◆ Task instructions: Below is a set of records; print all of them exactly as written.

◆ Extracted information:

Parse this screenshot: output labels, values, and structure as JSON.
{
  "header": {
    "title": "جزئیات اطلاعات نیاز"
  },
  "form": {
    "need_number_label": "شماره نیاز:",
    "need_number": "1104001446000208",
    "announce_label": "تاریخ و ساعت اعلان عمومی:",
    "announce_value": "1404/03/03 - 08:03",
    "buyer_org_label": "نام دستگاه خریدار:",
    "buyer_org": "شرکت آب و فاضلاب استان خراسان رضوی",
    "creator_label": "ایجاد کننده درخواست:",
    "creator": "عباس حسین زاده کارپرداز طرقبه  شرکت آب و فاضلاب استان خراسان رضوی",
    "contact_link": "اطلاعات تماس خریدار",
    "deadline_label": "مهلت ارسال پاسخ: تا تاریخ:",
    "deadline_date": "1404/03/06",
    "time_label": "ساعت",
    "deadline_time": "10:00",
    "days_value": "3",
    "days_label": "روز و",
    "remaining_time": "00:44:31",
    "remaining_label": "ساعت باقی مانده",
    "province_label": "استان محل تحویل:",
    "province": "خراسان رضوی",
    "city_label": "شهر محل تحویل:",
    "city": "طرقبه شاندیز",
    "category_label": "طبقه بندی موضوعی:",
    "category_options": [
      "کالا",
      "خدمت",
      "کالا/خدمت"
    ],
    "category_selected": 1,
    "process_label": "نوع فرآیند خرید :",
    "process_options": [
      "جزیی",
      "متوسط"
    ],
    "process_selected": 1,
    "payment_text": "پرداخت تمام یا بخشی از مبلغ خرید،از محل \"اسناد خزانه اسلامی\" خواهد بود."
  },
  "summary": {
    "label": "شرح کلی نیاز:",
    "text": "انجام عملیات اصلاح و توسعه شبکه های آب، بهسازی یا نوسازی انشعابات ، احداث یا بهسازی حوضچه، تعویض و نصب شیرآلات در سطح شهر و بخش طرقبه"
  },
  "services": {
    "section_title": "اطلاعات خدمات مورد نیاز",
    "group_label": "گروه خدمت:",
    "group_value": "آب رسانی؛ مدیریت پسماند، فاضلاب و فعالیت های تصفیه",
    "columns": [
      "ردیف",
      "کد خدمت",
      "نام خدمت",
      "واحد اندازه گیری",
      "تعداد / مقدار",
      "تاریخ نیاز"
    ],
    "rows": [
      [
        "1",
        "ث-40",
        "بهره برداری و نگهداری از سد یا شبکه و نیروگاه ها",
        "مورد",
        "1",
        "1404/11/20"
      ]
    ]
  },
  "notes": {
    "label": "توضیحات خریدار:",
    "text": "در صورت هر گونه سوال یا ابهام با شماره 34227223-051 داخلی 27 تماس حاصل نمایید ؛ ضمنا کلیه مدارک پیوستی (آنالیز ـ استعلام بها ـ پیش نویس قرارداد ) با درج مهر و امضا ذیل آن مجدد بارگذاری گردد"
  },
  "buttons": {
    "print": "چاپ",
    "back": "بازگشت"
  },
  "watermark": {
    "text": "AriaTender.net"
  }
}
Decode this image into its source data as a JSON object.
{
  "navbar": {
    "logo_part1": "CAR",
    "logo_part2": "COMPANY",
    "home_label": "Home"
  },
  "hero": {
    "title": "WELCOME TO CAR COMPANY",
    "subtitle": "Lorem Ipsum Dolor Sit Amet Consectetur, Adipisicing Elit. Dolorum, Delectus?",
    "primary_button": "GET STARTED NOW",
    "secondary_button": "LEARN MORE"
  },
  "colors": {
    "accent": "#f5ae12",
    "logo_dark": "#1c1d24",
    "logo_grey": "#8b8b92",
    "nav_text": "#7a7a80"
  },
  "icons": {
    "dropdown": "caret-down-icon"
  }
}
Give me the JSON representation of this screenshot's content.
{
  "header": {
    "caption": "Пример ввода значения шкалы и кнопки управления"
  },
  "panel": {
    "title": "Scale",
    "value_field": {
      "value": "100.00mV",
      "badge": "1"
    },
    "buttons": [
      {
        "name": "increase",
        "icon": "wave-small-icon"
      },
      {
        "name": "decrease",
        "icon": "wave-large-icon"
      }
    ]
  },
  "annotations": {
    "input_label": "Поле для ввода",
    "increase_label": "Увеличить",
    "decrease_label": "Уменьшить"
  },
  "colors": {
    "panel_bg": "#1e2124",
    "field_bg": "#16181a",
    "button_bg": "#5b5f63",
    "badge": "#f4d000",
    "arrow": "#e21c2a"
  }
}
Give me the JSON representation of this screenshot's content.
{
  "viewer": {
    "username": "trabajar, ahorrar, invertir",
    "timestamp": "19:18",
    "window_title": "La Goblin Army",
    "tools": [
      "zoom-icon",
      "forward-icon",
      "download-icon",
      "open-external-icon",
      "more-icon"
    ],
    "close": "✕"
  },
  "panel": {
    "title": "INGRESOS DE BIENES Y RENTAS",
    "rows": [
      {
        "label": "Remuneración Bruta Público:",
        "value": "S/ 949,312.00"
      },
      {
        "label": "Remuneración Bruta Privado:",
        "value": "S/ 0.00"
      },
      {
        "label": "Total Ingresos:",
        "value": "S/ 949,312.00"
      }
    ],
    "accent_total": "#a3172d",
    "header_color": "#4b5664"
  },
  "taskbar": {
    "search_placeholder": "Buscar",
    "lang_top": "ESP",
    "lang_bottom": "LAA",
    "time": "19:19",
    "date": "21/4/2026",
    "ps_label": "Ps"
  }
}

◆ The result:
Parse this screenshot: output labels, values, and structure as JSON.
{
  "header": {
    "title": "جزئیات اطلاعات نیاز"
  },
  "form": {
    "need_number_label": "شماره نیاز:",
    "need_number": "1104001446000208",
    "announce_label": "تاریخ و ساعت اعلان عمومی:",
    "announce_value": "1404/03/03 - 08:03",
    "buyer_org_label": "نام دستگاه خریدار:",
    "buyer_org": "شرکت آب و فاضلاب استان خراسان رضوی",
    "creator_label": "ایجاد کننده درخواست:",
    "creator": "عباس حسین زاده کارپرداز طرقبه  شرکت آب و فاضلاب استان خراسان رضوی",
    "contact_link": "اطلاعات تماس خریدار",
    "deadline_label": "مهلت ارسال پاسخ: تا تاریخ:",
    "deadline_date": "1404/03/06",
    "time_label": "ساعت",
    "deadline_time": "10:00",
    "days_value": "3",
    "days_label": "روز و",
    "remaining_time": "00:44:31",
    "remaining_label": "ساعت باقی مانده",
    "province_label": "استان محل تحویل:",
    "province": "خراسان رضوی",
    "city_label": "شهر محل تحویل:",
    "city": "طرقبه شاندیز",
    "category_label": "طبقه بندی موضوعی:",
    "category_options": [
      "کالا",
      "خدمت",
      "کالا/خدمت"
    ],
    "category_selected": 1,
    "process_label": "نوع فرآیند خرید :",
    "process_options": [
      "جزیی",
      "متوسط"
    ],
    "process_selected": 1,
    "payment_text": "پرداخت تمام یا بخشی از مبلغ خرید،از محل \"اسناد خزانه اسلامی\" خواهد بود."
  },
  "summary": {
    "label": "شرح کلی نیاز:",
    "text": "انجام عملیات اصلاح و توسعه شبکه های آب، بهسازی یا نوسازی انشعابات ، احداث یا بهسازی حوضچه، تعویض و نصب شیرآلات در سطح شهر و بخش طرقبه"
  },
  "services": {
    "section_title": "اطلاعات خدمات مورد نیاز",
    "group_label": "گروه خدمت:",
    "group_value": "آب رسانی؛ مدیریت پسماند، فاضلاب و فعالیت های تصفیه",
    "columns": [
      "ردیف",
      "کد خدمت",
      "نام خدمت",
      "واحد اندازه گیری",
      "تعداد / مقدار",
      "تاریخ نیاز"
    ],
    "rows": [
      [
        "1",
        "ث-40",
        "بهره برداری و نگهداری از سد یا شبکه و نیروگاه ها",
        "مورد",
        "1",
        "1404/11/20"
      ]
    ]
  },
  "notes": {
    "label": "توضیحات خریدار:",
    "text": "در صورت هر گونه سوال یا ابهام با شماره 34227223-051 داخلی 27 تماس حاصل نمایید ؛ ضمنا کلیه مدارک پیوستی (آنالیز ـ استعلام بها ـ پیش نویس قرارداد ) با درج مهر و امضا ذیل آن مجدد بارگذاری گردد"
  },
  "buttons": {
    "print": "چاپ",
    "back": "بازگشت"
  },
  "watermark": {
    "text": "AriaTender.net"
  }
}
Decode this image into its source data as a JSON object.
{
  "navbar": {
    "logo_part1": "CAR",
    "logo_part2": "COMPANY",
    "home_label": "Home"
  },
  "hero": {
    "title": "WELCOME TO CAR COMPANY",
    "subtitle": "Lorem Ipsum Dolor Sit Amet Consectetur, Adipisicing Elit. Dolorum, Delectus?",
    "primary_button": "GET STARTED NOW",
    "secondary_button": "LEARN MORE"
  },
  "colors": {
    "accent": "#f5ae12",
    "logo_dark": "#1c1d24",
    "logo_grey": "#8b8b92",
    "nav_text": "#7a7a80"
  },
  "icons": {
    "dropdown": "caret-down-icon"
  }
}
Give me the JSON representation of this screenshot's content.
{
  "header": {
    "caption": "Пример ввода значения шкалы и кнопки управления"
  },
  "panel": {
    "title": "Scale",
    "value_field": {
      "value": "100.00mV",
      "badge": "1"
    },
    "buttons": [
      {
        "name": "increase",
        "icon": "wave-small-icon"
      },
      {
        "name": "decrease",
        "icon": "wave-large-icon"
      }
    ]
  },
  "annotations": {
    "input_label": "Поле для ввода",
    "increase_label": "Увеличить",
    "decrease_label": "Уменьшить"
  },
  "colors": {
    "panel_bg": "#1e2124",
    "field_bg": "#16181a",
    "button_bg": "#5b5f63",
    "badge": "#f4d000",
    "arrow": "#e21c2a"
  }
}
Give me the JSON representation of this screenshot's content.
{
  "viewer": {
    "username": "trabajar, ahorrar, invertir",
    "timestamp": "19:18",
    "window_title": "La Goblin Army",
    "tools": [
      "zoom-icon",
      "forward-icon",
      "download-icon",
      "open-external-icon",
      "more-icon"
    ],
    "close": "✕"
  },
  "panel": {
    "title": "INGRESOS DE BIENES Y RENTAS",
    "rows": [
      {
        "label": "Remuneración Bruta Público:",
        "value": "S/ 949,312.00"
      },
      {
        "label": "Remuneración Bruta Privado:",
        "value": "S/ 0.00"
      },
      {
        "label": "Total Ingresos:",
        "value": "S/ 949,312.00"
      }
    ],
    "accent_total": "#a3172d",
    "header_color": "#4b5664"
  },
  "taskbar": {
    "search_placeholder": "Buscar",
    "lang_top": "ESP",
    "lang_bottom": "LAA",
    "time": "19:19",
    "date": "21/4/2026",
    "ps_label": "Ps"
  }
}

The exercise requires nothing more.